THE TASK | All of the listing below must be repeated word for word. Pictures are the only thing to omit.

RECORDED DATA |
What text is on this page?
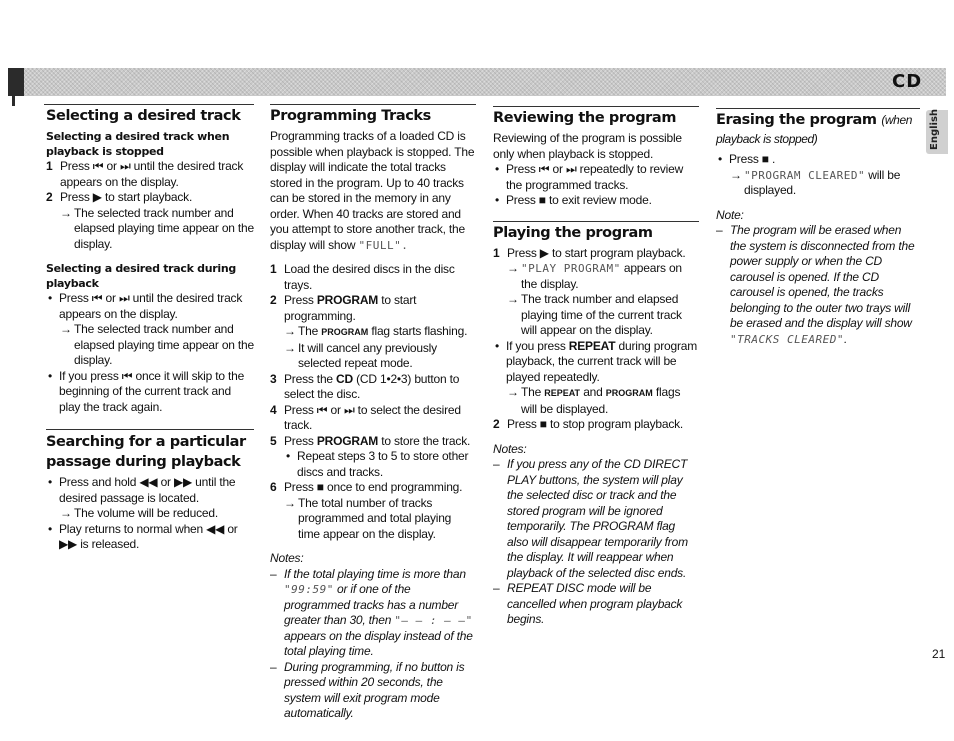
CD
English
Selecting a desired track
Selecting a desired track when playback is stopped

1 Press ⏮ or ⏭ until the desired track appears on the display.

2 Press ▶ to start playback.

→ The selected track number and elapsed playing time appear on the display.

Selecting a desired track during playback

• Press ⏮ or ⏭ until the desired track appears on the display.

→ The selected track number and elapsed playing time appear on the display.

• If you press ⏮ once it will skip to the beginning of the current track and play the track again.

Searching for a particular passage during playback

• Press and hold ◀◀ or ▶▶ until the desired passage is located.

→ The volume will be reduced.

• Play returns to normal when ◀◀ or ▶▶ is released.

Programming Tracks

Programming tracks of a loaded CD is possible when playback is stopped. The display will indicate the total tracks stored in the program. Up to 40 tracks can be stored in the memory in any order. When 40 tracks are stored and you attempt to store another track, the display will show "FULL".

1 Load the desired discs in the disc trays.

2 Press PROGRAM to start programming.

→ The PROGRAM flag starts flashing.

→ It will cancel any previously selected repeat mode.

3 Press the CD (CD 1•2•3) button to select the disc.

4 Press ⏮ or ⏭ to select the desired track.

5 Press PROGRAM to store the track.

• Repeat steps 3 to 5 to store other discs and tracks.

6 Press ■ once to end programming.

→ The total number of tracks programmed and total playing time appear on the display.

Notes:

– If the total playing time is more than "99:59" or if one of the programmed tracks has a number greater than 30, then "– – : – –" appears on the display instead of the total playing time.

– During programming, if no button is pressed within 20 seconds, the system will exit program mode automatically.

Reviewing the program

Reviewing of the program is possible only when playback is stopped.

• Press ⏮ or ⏭ repeatedly to review the programmed tracks.

• Press ■ to exit review mode.

Playing the program

1 Press ▶ to start program playback.

→ "PLAY PROGRAM" appears on the display.

→ The track number and elapsed playing time of the current track will appear on the display.

• If you press REPEAT during program playback, the current track will be played repeatedly.

→ The REPEAT and PROGRAM flags will be displayed.

2 Press ■ to stop program playback.

Notes:

– If you press any of the CD DIRECT PLAY buttons, the system will play the selected disc or track and the stored program will be ignored temporarily. The PROGRAM flag also will disappear temporarily from the display. It will reappear when playback of the selected disc ends.

– REPEAT DISC mode will be cancelled when program playback begins.

Erasing the program (when playback is stopped)

• Press ■ .

→ "PROGRAM CLEARED" will be displayed.

Note:

– The program will be erased when the system is disconnected from the power supply or when the CD carousel is opened. If the CD carousel is opened, the tracks belonging to the outer two trays will be erased and the display will show "TRACKS CLEARED".

21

REPLY TO THE EXERCISE |
What text is on this page?
CD
English
Selecting a desired track
Selecting a desired track when playback is stopped

1 Press ⏮ or ⏭ until the desired track appears on the display.

2 Press ▶ to start playback.

→ The selected track number and elapsed playing time appear on the display.

Selecting a desired track during playback

• Press ⏮ or ⏭ until the desired track appears on the display.

→ The selected track number and elapsed playing time appear on the display.

• If you press ⏮ once it will skip to the beginning of the current track and play the track again.

Searching for a particular passage during playback

• Press and hold ◀◀ or ▶▶ until the desired passage is located.

→ The volume will be reduced.

• Play returns to normal when ◀◀ or ▶▶ is released.

Programming Tracks

Programming tracks of a loaded CD is possible when playback is stopped. The display will indicate the total tracks stored in the program. Up to 40 tracks can be stored in the memory in any order. When 40 tracks are stored and you attempt to store another track, the display will show "FULL".

1 Load the desired discs in the disc trays.

2 Press PROGRAM to start programming.

→ The PROGRAM flag starts flashing.

→ It will cancel any previously selected repeat mode.

3 Press the CD (CD 1•2•3) button to select the disc.

4 Press ⏮ or ⏭ to select the desired track.

5 Press PROGRAM to store the track.

• Repeat steps 3 to 5 to store other discs and tracks.

6 Press ■ once to end programming.

→ The total number of tracks programmed and total playing time appear on the display.

Notes:

– If the total playing time is more than "99:59" or if one of the programmed tracks has a number greater than 30, then "– – : – –" appears on the display instead of the total playing time.

– During programming, if no button is pressed within 20 seconds, the system will exit program mode automatically.

Reviewing the program

Reviewing of the program is possible only when playback is stopped.

• Press ⏮ or ⏭ repeatedly to review the programmed tracks.

• Press ■ to exit review mode.

Playing the program

1 Press ▶ to start program playback.

→ "PLAY PROGRAM" appears on the display.

→ The track number and elapsed playing time of the current track will appear on the display.

• If you press REPEAT during program playback, the current track will be played repeatedly.

→ The REPEAT and PROGRAM flags will be displayed.

2 Press ■ to stop program playback.

Notes:

– If you press any of the CD DIRECT PLAY buttons, the system will play the selected disc or track and the stored program will be ignored temporarily. The PROGRAM flag also will disappear temporarily from the display. It will reappear when playback of the selected disc ends.

– REPEAT DISC mode will be cancelled when program playback begins.

Erasing the program (when playback is stopped)

• Press ■ .

→ "PROGRAM CLEARED" will be displayed.

Note:

– The program will be erased when the system is disconnected from the power supply or when the CD carousel is opened. If the CD carousel is opened, the tracks belonging to the outer two trays will be erased and the display will show "TRACKS CLEARED".

21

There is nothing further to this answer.